# [REQUIRED WORK]
Every line with the string "JSON" should be gathered.

# [DATA TO USE]
[Start]

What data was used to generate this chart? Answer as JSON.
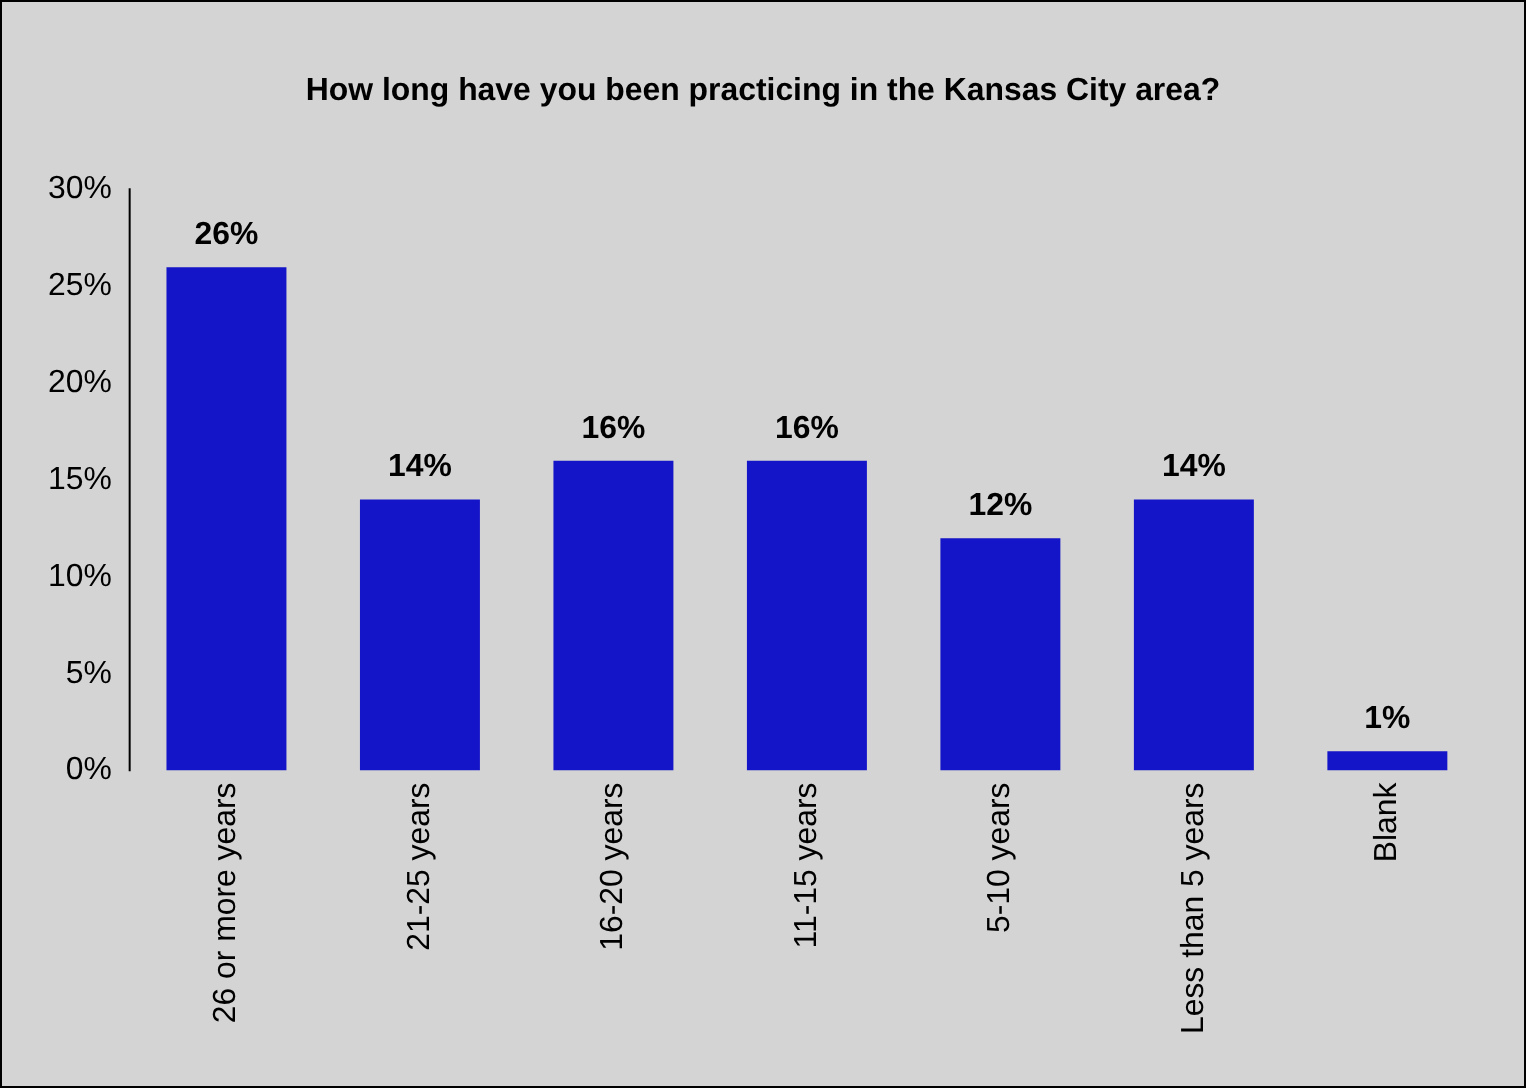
{
  "chart_data": {
    "type": "bar",
    "title": "How long have you been practicing in the Kansas City area?",
    "categories": [
      "26 or more years",
      "21-25 years",
      "16-20 years",
      "11-15 years",
      "5-10 years",
      "Less than 5 years",
      "Blank"
    ],
    "values": [
      26,
      14,
      16,
      16,
      12,
      14,
      1
    ],
    "value_labels": [
      "26%",
      "14%",
      "16%",
      "16%",
      "12%",
      "14%",
      "1%"
    ],
    "color": "#1414c8",
    "ylim": [
      0,
      30
    ],
    "yticks": [
      {
        "value": 0,
        "label": "0%"
      },
      {
        "value": 5,
        "label": "5%"
      },
      {
        "value": 10,
        "label": "10%"
      },
      {
        "value": 15,
        "label": "15%"
      },
      {
        "value": 20,
        "label": "20%"
      },
      {
        "value": 25,
        "label": "25%"
      },
      {
        "value": 30,
        "label": "30%"
      }
    ],
    "grid": false,
    "legend": false
  }
}
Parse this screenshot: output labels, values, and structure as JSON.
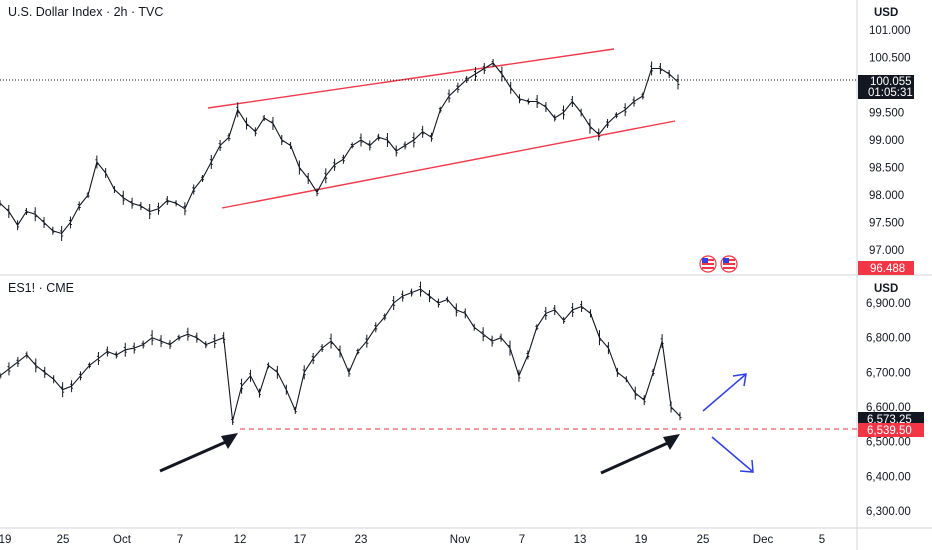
{
  "colors": {
    "bar": "#131722",
    "channel": "#f0394a",
    "support": "#e8323f",
    "arrow_black": "#131722",
    "arrow_blue": "#2f3fe6",
    "tag_black": "#131722",
    "tag_red": "#f23645",
    "grid_sep": "#d1d4dc"
  },
  "chart_data": [
    {
      "type": "line",
      "title": "U.S. Dollar Index · 2h · TVC",
      "currency": "USD",
      "y_ticks": [
        "101.000",
        "100.500",
        "99.500",
        "99.000",
        "98.500",
        "98.000",
        "97.500",
        "97.000"
      ],
      "ylim": [
        96.4,
        101.3
      ],
      "last_price": "100.055",
      "countdown": "01:05:31",
      "marker_price": "96.488",
      "channel_upper": [
        [
          0.0,
          99.55
        ],
        [
          1.0,
          100.6
        ]
      ],
      "channel_lower": [
        [
          0.0,
          97.8
        ],
        [
          1.0,
          99.35
        ]
      ],
      "points": [
        [
          0,
          97.85
        ],
        [
          2,
          97.7
        ],
        [
          4,
          97.45
        ],
        [
          6,
          97.7
        ],
        [
          8,
          97.65
        ],
        [
          10,
          97.5
        ],
        [
          12,
          97.35
        ],
        [
          14,
          97.3
        ],
        [
          16,
          97.5
        ],
        [
          18,
          97.8
        ],
        [
          20,
          98.0
        ],
        [
          22,
          98.6
        ],
        [
          24,
          98.4
        ],
        [
          26,
          98.1
        ],
        [
          28,
          97.95
        ],
        [
          30,
          97.85
        ],
        [
          32,
          97.8
        ],
        [
          34,
          97.7
        ],
        [
          36,
          97.75
        ],
        [
          38,
          97.9
        ],
        [
          40,
          97.85
        ],
        [
          42,
          97.75
        ],
        [
          44,
          98.1
        ],
        [
          46,
          98.3
        ],
        [
          48,
          98.6
        ],
        [
          50,
          98.9
        ],
        [
          52,
          99.05
        ],
        [
          54,
          99.55
        ],
        [
          56,
          99.3
        ],
        [
          58,
          99.15
        ],
        [
          60,
          99.4
        ],
        [
          62,
          99.3
        ],
        [
          64,
          99.0
        ],
        [
          66,
          98.9
        ],
        [
          68,
          98.5
        ],
        [
          70,
          98.3
        ],
        [
          72,
          98.05
        ],
        [
          74,
          98.35
        ],
        [
          76,
          98.55
        ],
        [
          78,
          98.65
        ],
        [
          80,
          98.9
        ],
        [
          82,
          99.0
        ],
        [
          84,
          98.9
        ],
        [
          86,
          99.05
        ],
        [
          88,
          99.0
        ],
        [
          90,
          98.8
        ],
        [
          92,
          98.9
        ],
        [
          94,
          99.0
        ],
        [
          96,
          99.15
        ],
        [
          98,
          99.05
        ],
        [
          100,
          99.55
        ],
        [
          102,
          99.8
        ],
        [
          104,
          99.95
        ],
        [
          106,
          100.1
        ],
        [
          108,
          100.2
        ],
        [
          110,
          100.3
        ],
        [
          112,
          100.4
        ],
        [
          114,
          100.2
        ],
        [
          116,
          99.95
        ],
        [
          118,
          99.75
        ],
        [
          120,
          99.7
        ],
        [
          122,
          99.7
        ],
        [
          124,
          99.6
        ],
        [
          126,
          99.4
        ],
        [
          128,
          99.5
        ],
        [
          130,
          99.7
        ],
        [
          132,
          99.5
        ],
        [
          134,
          99.25
        ],
        [
          136,
          99.1
        ],
        [
          138,
          99.3
        ],
        [
          140,
          99.45
        ],
        [
          142,
          99.55
        ],
        [
          144,
          99.7
        ],
        [
          146,
          99.8
        ],
        [
          148,
          100.3
        ],
        [
          150,
          100.3
        ],
        [
          152,
          100.2
        ],
        [
          154,
          100.055
        ]
      ]
    },
    {
      "type": "line",
      "title": "ES1! · CME",
      "currency": "USD",
      "y_ticks": [
        "6,900.00",
        "6,800.00",
        "6,700.00",
        "6,600.00",
        "6,500.00",
        "6,400.00",
        "6,300.00"
      ],
      "ylim": [
        6270,
        6960
      ],
      "last_price": "6,573.25",
      "marker_price": "6,539.50",
      "x_ticks": [
        "19",
        "25",
        "Oct",
        "7",
        "12",
        "17",
        "23",
        "Nov",
        "7",
        "13",
        "19",
        "25",
        "Dec",
        "5"
      ],
      "support_level": 6539.5,
      "points": [
        [
          0,
          6690
        ],
        [
          2,
          6710
        ],
        [
          4,
          6730
        ],
        [
          6,
          6750
        ],
        [
          8,
          6720
        ],
        [
          10,
          6700
        ],
        [
          12,
          6680
        ],
        [
          14,
          6650
        ],
        [
          16,
          6660
        ],
        [
          18,
          6690
        ],
        [
          20,
          6720
        ],
        [
          22,
          6740
        ],
        [
          24,
          6760
        ],
        [
          26,
          6750
        ],
        [
          28,
          6765
        ],
        [
          30,
          6770
        ],
        [
          32,
          6780
        ],
        [
          34,
          6800
        ],
        [
          36,
          6790
        ],
        [
          38,
          6780
        ],
        [
          40,
          6800
        ],
        [
          42,
          6810
        ],
        [
          44,
          6800
        ],
        [
          46,
          6780
        ],
        [
          48,
          6790
        ],
        [
          50,
          6800
        ],
        [
          52,
          6560
        ],
        [
          54,
          6660
        ],
        [
          56,
          6690
        ],
        [
          58,
          6640
        ],
        [
          60,
          6720
        ],
        [
          62,
          6700
        ],
        [
          64,
          6650
        ],
        [
          66,
          6590
        ],
        [
          68,
          6700
        ],
        [
          70,
          6740
        ],
        [
          72,
          6770
        ],
        [
          74,
          6790
        ],
        [
          76,
          6760
        ],
        [
          78,
          6700
        ],
        [
          80,
          6760
        ],
        [
          82,
          6790
        ],
        [
          84,
          6830
        ],
        [
          86,
          6860
        ],
        [
          88,
          6900
        ],
        [
          90,
          6920
        ],
        [
          92,
          6930
        ],
        [
          94,
          6940
        ],
        [
          96,
          6920
        ],
        [
          98,
          6900
        ],
        [
          100,
          6910
        ],
        [
          102,
          6880
        ],
        [
          104,
          6870
        ],
        [
          106,
          6830
        ],
        [
          108,
          6810
        ],
        [
          110,
          6790
        ],
        [
          112,
          6800
        ],
        [
          114,
          6770
        ],
        [
          116,
          6690
        ],
        [
          118,
          6750
        ],
        [
          120,
          6830
        ],
        [
          122,
          6870
        ],
        [
          124,
          6880
        ],
        [
          126,
          6850
        ],
        [
          128,
          6880
        ],
        [
          130,
          6890
        ],
        [
          132,
          6870
        ],
        [
          134,
          6800
        ],
        [
          136,
          6770
        ],
        [
          138,
          6700
        ],
        [
          140,
          6680
        ],
        [
          142,
          6640
        ],
        [
          144,
          6620
        ],
        [
          146,
          6700
        ],
        [
          148,
          6790
        ],
        [
          150,
          6600
        ],
        [
          152,
          6573.25
        ]
      ]
    }
  ],
  "x_tick_positions_labels": [
    "19",
    "25",
    "Oct",
    "7",
    "12",
    "17",
    "23",
    "Nov",
    "7",
    "13",
    "19",
    "25",
    "Dec",
    "5"
  ]
}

[End]

# [EXERCISE SOLUTION]
What data was used to generate this chart? Answer as JSON.
Parse this screenshot: output labels, values, and structure as JSON.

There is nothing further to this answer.